- [DATA LISTING]:
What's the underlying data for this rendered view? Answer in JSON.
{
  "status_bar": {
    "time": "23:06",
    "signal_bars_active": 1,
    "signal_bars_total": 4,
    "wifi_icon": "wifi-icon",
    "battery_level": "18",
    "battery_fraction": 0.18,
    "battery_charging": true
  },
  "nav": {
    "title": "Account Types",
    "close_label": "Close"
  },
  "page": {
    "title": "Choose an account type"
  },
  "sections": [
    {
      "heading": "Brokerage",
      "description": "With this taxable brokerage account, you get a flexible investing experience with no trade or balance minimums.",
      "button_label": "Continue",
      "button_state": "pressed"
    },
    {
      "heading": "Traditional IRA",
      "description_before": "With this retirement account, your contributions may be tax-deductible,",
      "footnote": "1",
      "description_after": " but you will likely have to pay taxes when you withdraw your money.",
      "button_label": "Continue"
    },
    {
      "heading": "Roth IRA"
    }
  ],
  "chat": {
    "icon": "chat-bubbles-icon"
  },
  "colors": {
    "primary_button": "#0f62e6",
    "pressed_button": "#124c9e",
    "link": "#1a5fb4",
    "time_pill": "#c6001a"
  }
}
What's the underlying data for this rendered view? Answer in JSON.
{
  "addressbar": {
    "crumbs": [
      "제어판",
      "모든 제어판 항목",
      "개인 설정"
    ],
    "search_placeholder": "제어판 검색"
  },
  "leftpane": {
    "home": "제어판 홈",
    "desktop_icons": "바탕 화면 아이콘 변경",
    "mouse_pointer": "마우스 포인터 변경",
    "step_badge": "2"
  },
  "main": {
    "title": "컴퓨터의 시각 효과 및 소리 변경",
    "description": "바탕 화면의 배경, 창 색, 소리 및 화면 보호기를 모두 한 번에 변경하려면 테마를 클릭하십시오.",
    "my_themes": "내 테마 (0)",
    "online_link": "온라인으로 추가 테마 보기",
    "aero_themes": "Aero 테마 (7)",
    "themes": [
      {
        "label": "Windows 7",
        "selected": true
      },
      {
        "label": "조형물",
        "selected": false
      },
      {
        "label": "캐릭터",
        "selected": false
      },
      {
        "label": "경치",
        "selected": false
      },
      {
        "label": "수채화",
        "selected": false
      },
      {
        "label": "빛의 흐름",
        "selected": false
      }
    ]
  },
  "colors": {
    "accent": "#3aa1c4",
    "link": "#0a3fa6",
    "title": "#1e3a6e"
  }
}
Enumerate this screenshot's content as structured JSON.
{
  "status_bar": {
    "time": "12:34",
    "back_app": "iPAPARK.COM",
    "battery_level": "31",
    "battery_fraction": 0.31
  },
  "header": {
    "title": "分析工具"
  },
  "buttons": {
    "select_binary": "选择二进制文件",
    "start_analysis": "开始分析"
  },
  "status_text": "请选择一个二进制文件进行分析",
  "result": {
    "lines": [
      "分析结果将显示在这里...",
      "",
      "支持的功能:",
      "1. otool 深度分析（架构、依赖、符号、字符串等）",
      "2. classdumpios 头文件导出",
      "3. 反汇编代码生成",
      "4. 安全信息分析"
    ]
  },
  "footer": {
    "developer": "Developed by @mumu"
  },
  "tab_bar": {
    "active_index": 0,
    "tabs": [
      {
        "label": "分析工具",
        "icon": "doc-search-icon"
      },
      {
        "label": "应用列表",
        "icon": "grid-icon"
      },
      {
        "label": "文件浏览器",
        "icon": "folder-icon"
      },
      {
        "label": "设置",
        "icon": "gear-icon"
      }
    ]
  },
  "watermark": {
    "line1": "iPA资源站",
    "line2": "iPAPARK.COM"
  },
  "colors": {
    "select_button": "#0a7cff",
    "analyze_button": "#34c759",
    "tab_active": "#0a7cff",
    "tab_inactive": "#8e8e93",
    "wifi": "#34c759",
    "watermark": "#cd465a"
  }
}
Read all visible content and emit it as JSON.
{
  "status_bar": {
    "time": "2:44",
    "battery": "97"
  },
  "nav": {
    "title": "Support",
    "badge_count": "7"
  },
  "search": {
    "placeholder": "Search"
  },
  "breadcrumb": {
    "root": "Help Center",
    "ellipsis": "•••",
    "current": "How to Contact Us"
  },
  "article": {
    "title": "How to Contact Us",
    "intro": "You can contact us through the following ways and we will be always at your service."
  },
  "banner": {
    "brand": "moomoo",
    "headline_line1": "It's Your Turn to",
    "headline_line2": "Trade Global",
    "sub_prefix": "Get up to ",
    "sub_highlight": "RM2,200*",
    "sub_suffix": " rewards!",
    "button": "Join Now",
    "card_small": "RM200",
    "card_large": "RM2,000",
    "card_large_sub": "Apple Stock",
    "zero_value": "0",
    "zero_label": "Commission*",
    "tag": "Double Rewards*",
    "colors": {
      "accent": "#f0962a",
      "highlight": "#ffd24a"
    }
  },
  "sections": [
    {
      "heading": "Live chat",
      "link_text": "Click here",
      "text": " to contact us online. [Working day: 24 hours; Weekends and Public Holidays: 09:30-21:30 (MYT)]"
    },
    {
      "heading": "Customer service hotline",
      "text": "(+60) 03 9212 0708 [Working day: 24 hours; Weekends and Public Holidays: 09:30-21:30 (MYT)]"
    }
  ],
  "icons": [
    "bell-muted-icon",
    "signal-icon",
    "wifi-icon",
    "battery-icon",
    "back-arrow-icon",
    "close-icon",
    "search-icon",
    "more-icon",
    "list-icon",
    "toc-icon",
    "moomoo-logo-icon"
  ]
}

- [TASK TO COMPLETE]: Only the lines from the one with "Read all visible content and emit it as JSON." through the end of the material are wanted; copy them exactly, both ends included.

- [EXPECTED ANSWER]:
Read all visible content and emit it as JSON.
{
  "status_bar": {
    "time": "2:44",
    "battery": "97"
  },
  "nav": {
    "title": "Support",
    "badge_count": "7"
  },
  "search": {
    "placeholder": "Search"
  },
  "breadcrumb": {
    "root": "Help Center",
    "ellipsis": "•••",
    "current": "How to Contact Us"
  },
  "article": {
    "title": "How to Contact Us",
    "intro": "You can contact us through the following ways and we will be always at your service."
  },
  "banner": {
    "brand": "moomoo",
    "headline_line1": "It's Your Turn to",
    "headline_line2": "Trade Global",
    "sub_prefix": "Get up to ",
    "sub_highlight": "RM2,200*",
    "sub_suffix": " rewards!",
    "button": "Join Now",
    "card_small": "RM200",
    "card_large": "RM2,000",
    "card_large_sub": "Apple Stock",
    "zero_value": "0",
    "zero_label": "Commission*",
    "tag": "Double Rewards*",
    "colors": {
      "accent": "#f0962a",
      "highlight": "#ffd24a"
    }
  },
  "sections": [
    {
      "heading": "Live chat",
      "link_text": "Click here",
      "text": " to contact us online. [Working day: 24 hours; Weekends and Public Holidays: 09:30-21:30 (MYT)]"
    },
    {
      "heading": "Customer service hotline",
      "text": "(+60) 03 9212 0708 [Working day: 24 hours; Weekends and Public Holidays: 09:30-21:30 (MYT)]"
    }
  ],
  "icons": [
    "bell-muted-icon",
    "signal-icon",
    "wifi-icon",
    "battery-icon",
    "back-arrow-icon",
    "close-icon",
    "search-icon",
    "more-icon",
    "list-icon",
    "toc-icon",
    "moomoo-logo-icon"
  ]
}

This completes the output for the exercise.